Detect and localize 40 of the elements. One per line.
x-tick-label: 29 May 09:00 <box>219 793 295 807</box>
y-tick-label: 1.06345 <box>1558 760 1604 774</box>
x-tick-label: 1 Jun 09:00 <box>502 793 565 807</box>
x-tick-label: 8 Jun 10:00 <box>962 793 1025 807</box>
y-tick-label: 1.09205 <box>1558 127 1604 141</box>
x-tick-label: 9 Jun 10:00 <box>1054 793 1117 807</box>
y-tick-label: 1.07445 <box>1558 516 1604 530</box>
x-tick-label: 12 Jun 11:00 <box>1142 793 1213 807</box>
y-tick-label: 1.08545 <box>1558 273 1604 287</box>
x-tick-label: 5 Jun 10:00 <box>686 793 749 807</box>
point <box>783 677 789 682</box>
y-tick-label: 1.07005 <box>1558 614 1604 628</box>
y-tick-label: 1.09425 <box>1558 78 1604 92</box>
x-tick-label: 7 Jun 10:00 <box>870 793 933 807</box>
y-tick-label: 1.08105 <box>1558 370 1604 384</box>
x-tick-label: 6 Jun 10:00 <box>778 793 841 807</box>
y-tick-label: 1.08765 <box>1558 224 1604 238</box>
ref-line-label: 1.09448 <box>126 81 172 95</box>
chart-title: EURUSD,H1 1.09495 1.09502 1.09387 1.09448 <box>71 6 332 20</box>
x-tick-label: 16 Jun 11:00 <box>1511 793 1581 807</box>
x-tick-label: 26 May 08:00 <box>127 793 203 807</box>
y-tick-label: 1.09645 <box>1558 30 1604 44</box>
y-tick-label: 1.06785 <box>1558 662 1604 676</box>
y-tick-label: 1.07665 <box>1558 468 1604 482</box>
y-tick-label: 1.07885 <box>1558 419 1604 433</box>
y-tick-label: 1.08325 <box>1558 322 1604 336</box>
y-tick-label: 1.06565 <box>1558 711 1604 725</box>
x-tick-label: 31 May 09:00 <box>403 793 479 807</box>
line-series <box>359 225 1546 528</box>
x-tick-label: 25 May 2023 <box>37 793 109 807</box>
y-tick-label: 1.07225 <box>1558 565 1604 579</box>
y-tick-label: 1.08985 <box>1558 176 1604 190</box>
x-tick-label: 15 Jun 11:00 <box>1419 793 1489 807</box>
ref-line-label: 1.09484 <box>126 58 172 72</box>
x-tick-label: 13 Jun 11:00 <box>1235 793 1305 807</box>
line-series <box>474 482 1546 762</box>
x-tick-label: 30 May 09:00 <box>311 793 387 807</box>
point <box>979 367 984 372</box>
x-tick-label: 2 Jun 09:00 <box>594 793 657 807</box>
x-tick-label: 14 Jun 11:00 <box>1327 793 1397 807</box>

---------------

Output every line of the records above as a JSON array of strings, one string per line, with blank lines omitted.

» **Problem solution**:
[
  "Detect and localize 40 of the elements. One per line.",
  "x-tick-label: 29 May 09:00 <box>219 793 295 807</box>",
  "y-tick-label: 1.06345 <box>1558 760 1604 774</box>",
  "x-tick-label: 1 Jun 09:00 <box>502 793 565 807</box>",
  "x-tick-label: 8 Jun 10:00 <box>962 793 1025 807</box>",
  "y-tick-label: 1.09205 <box>1558 127 1604 141</box>",
  "x-tick-label: 9 Jun 10:00 <box>1054 793 1117 807</box>",
  "y-tick-label: 1.07445 <box>1558 516 1604 530</box>",
  "x-tick-label: 12 Jun 11:00 <box>1142 793 1213 807</box>",
  "y-tick-label: 1.08545 <box>1558 273 1604 287</box>",
  "x-tick-label: 5 Jun 10:00 <box>686 793 749 807</box>",
  "point <box>783 677 789 682</box>",
  "y-tick-label: 1.07005 <box>1558 614 1604 628</box>",
  "y-tick-label: 1.09425 <box>1558 78 1604 92</box>",
  "x-tick-label: 7 Jun 10:00 <box>870 793 933 807</box>",
  "y-tick-label: 1.08105 <box>1558 370 1604 384</box>",
  "x-tick-label: 6 Jun 10:00 <box>778 793 841 807</box>",
  "y-tick-label: 1.08765 <box>1558 224 1604 238</box>",
  "ref-line-label: 1.09448 <box>126 81 172 95</box>",
  "chart-title: EURUSD,H1 1.09495 1.09502 1.09387 1.09448 <box>71 6 332 20</box>",
  "x-tick-label: 16 Jun 11:00 <box>1511 793 1581 807</box>",
  "x-tick-label: 26 May 08:00 <box>127 793 203 807</box>",
  "y-tick-label: 1.09645 <box>1558 30 1604 44</box>",
  "y-tick-label: 1.06785 <box>1558 662 1604 676</box>",
  "y-tick-label: 1.07665 <box>1558 468 1604 482</box>",
  "y-tick-label: 1.07885 <box>1558 419 1604 433</box>",
  "y-tick-label: 1.08325 <box>1558 322 1604 336</box>",
  "y-tick-label: 1.06565 <box>1558 711 1604 725</box>",
  "x-tick-label: 31 May 09:00 <box>403 793 479 807</box>",
  "line-series <box>359 225 1546 528</box>",
  "x-tick-label: 25 May 2023 <box>37 793 109 807</box>",
  "y-tick-label: 1.07225 <box>1558 565 1604 579</box>",
  "y-tick-label: 1.08985 <box>1558 176 1604 190</box>",
  "x-tick-label: 15 Jun 11:00 <box>1419 793 1489 807</box>",
  "ref-line-label: 1.09484 <box>126 58 172 72</box>",
  "x-tick-label: 13 Jun 11:00 <box>1235 793 1305 807</box>",
  "line-series <box>474 482 1546 762</box>",
  "x-tick-label: 30 May 09:00 <box>311 793 387 807</box>",
  "point <box>979 367 984 372</box>",
  "x-tick-label: 2 Jun 09:00 <box>594 793 657 807</box>",
  "x-tick-label: 14 Jun 11:00 <box>1327 793 1397 807</box>"
]